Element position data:
--- begin ---
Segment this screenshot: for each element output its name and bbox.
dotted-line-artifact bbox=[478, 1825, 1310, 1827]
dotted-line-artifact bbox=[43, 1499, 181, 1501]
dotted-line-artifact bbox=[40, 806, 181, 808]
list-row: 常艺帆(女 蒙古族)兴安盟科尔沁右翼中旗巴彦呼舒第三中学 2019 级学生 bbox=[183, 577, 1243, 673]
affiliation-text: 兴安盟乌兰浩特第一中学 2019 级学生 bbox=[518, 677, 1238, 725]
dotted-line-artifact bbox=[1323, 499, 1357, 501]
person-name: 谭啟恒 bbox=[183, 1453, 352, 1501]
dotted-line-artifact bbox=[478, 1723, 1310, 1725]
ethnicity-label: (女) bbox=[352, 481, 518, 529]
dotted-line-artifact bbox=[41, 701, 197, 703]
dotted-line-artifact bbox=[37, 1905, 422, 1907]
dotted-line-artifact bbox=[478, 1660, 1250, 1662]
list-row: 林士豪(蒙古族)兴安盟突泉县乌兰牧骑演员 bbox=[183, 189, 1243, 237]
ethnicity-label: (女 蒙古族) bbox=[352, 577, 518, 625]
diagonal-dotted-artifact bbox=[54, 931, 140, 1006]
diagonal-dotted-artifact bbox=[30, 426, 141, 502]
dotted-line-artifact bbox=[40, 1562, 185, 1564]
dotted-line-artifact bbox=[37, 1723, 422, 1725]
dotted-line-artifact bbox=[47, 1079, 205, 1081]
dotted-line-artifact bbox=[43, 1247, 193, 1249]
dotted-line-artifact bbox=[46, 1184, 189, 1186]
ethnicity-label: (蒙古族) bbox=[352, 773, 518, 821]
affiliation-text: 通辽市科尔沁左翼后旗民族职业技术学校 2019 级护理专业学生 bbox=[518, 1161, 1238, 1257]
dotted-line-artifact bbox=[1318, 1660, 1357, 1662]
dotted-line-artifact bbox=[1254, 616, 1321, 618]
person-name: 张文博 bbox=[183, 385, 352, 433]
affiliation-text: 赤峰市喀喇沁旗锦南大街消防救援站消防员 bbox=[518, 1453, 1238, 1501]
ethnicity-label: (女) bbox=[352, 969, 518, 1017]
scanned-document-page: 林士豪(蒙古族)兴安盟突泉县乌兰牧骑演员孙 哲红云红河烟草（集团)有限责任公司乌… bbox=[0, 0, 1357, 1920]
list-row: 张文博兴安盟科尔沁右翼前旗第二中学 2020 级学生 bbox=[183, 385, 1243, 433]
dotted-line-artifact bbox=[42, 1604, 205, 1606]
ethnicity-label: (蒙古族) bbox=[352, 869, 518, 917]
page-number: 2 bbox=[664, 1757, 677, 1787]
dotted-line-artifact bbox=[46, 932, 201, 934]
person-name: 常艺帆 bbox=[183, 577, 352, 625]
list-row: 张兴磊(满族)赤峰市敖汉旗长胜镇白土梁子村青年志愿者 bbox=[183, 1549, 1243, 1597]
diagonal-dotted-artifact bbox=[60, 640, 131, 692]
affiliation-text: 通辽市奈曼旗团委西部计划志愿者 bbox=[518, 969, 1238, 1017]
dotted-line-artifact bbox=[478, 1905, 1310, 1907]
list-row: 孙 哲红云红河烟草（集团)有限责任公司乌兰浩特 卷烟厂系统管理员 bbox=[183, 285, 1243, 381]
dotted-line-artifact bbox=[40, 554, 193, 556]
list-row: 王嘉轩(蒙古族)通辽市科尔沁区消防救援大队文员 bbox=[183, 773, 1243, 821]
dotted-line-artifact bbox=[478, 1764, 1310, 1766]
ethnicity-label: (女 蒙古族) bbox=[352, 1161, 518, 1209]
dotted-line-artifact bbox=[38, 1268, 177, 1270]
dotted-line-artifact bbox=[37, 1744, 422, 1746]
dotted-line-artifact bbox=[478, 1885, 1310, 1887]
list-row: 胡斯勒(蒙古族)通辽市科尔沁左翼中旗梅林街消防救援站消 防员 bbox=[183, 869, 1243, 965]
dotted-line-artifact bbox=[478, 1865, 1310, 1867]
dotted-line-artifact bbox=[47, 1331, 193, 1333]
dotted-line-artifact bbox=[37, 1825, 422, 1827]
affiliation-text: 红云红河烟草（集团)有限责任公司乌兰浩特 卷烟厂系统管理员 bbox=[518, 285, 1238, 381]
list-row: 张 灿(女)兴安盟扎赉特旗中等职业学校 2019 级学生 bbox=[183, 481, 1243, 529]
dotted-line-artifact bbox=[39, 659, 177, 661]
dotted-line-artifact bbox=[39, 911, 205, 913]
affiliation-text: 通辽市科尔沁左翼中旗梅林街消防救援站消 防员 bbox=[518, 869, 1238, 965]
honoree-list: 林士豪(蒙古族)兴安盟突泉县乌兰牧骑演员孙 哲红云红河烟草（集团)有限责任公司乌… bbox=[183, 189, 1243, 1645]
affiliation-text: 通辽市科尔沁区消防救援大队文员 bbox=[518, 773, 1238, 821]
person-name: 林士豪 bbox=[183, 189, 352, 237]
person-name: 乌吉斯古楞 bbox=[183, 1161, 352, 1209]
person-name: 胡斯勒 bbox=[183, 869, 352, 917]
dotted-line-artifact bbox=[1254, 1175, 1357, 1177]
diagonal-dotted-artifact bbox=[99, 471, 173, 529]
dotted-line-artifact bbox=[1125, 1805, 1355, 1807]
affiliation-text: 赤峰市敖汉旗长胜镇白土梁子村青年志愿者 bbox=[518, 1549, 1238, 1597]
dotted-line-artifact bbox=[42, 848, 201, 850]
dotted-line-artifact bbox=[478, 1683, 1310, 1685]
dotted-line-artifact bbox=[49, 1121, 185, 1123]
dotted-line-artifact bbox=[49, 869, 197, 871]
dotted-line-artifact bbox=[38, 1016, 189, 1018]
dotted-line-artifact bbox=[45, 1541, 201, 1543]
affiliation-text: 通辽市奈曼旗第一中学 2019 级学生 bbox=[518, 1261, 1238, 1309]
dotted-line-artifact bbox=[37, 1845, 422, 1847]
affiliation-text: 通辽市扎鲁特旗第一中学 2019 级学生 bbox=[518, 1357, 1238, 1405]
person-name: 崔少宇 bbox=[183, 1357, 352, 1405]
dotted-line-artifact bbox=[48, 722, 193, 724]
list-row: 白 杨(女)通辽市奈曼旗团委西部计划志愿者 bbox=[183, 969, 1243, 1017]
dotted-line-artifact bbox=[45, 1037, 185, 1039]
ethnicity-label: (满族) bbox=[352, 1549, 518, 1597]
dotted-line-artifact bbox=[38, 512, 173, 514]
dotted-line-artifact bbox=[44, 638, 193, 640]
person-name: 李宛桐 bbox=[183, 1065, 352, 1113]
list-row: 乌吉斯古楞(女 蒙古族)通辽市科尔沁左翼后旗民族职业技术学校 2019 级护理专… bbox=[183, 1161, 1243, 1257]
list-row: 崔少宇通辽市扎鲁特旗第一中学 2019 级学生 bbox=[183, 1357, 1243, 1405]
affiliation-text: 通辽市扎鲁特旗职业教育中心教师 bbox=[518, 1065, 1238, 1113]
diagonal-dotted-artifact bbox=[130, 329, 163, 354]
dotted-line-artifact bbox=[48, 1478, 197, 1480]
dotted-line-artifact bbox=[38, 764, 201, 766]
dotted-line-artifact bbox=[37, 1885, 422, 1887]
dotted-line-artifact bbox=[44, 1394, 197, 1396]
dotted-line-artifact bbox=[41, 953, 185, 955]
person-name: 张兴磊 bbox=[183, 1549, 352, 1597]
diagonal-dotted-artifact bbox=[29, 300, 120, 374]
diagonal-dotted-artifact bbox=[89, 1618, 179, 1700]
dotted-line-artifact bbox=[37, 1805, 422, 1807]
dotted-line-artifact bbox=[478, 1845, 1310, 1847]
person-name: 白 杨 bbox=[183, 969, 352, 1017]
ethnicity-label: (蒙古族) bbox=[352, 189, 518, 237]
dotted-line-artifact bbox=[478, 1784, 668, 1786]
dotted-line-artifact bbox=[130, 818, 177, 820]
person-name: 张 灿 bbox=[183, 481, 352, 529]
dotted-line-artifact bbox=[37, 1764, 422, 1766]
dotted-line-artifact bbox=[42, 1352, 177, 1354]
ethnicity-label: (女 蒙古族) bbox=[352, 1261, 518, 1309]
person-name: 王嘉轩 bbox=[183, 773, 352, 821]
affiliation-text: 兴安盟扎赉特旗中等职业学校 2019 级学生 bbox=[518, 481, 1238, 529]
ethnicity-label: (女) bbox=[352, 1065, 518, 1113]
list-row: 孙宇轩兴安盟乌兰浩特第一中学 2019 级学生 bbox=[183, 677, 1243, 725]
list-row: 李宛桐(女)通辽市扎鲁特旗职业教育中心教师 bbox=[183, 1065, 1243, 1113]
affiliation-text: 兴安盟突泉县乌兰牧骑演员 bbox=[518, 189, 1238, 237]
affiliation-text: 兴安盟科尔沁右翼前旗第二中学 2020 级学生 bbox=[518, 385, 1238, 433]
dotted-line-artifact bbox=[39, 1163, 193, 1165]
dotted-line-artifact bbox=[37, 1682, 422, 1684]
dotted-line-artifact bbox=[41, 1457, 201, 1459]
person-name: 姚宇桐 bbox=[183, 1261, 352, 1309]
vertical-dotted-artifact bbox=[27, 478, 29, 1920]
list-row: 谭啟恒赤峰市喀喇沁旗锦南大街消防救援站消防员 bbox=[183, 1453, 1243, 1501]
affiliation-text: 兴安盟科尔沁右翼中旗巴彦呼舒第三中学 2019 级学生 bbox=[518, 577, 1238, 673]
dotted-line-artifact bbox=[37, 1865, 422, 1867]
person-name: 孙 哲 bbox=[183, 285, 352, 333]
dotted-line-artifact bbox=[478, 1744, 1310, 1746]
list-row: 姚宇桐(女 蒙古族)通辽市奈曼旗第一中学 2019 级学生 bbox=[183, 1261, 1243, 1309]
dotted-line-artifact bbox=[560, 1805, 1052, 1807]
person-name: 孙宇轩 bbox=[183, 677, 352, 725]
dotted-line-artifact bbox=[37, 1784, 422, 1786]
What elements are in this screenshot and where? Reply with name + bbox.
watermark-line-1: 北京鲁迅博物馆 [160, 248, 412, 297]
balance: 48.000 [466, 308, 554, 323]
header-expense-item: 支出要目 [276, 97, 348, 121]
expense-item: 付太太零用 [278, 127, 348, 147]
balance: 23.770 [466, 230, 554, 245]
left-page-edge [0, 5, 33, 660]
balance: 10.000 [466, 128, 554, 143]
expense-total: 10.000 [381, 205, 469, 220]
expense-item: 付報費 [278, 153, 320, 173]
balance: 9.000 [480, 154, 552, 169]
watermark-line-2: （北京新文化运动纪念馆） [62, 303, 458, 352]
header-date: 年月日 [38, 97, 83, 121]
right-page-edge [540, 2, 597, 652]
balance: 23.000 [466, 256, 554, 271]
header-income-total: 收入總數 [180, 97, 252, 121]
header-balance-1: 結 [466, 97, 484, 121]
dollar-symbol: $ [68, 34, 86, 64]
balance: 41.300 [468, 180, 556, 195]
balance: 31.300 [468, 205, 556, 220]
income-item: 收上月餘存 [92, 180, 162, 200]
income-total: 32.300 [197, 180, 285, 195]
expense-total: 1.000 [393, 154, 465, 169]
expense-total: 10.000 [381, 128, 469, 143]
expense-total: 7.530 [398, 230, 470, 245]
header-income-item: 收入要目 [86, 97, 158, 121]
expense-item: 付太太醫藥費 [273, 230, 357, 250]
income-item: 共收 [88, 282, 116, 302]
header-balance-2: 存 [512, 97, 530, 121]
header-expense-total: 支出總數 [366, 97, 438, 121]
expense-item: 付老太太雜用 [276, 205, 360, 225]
--- end ---
## [Written request]
Copy the records word for word, from the first line through the line that contains "person-name: 谭啟恒 bbox=[183, 1453, 352, 1501]".

## [Result]
Segment this screenshot: for each element output its name and bbox.
dotted-line-artifact bbox=[478, 1825, 1310, 1827]
dotted-line-artifact bbox=[43, 1499, 181, 1501]
dotted-line-artifact bbox=[40, 806, 181, 808]
list-row: 常艺帆(女 蒙古族)兴安盟科尔沁右翼中旗巴彦呼舒第三中学 2019 级学生 bbox=[183, 577, 1243, 673]
affiliation-text: 兴安盟乌兰浩特第一中学 2019 级学生 bbox=[518, 677, 1238, 725]
dotted-line-artifact bbox=[1323, 499, 1357, 501]
person-name: 谭啟恒 bbox=[183, 1453, 352, 1501]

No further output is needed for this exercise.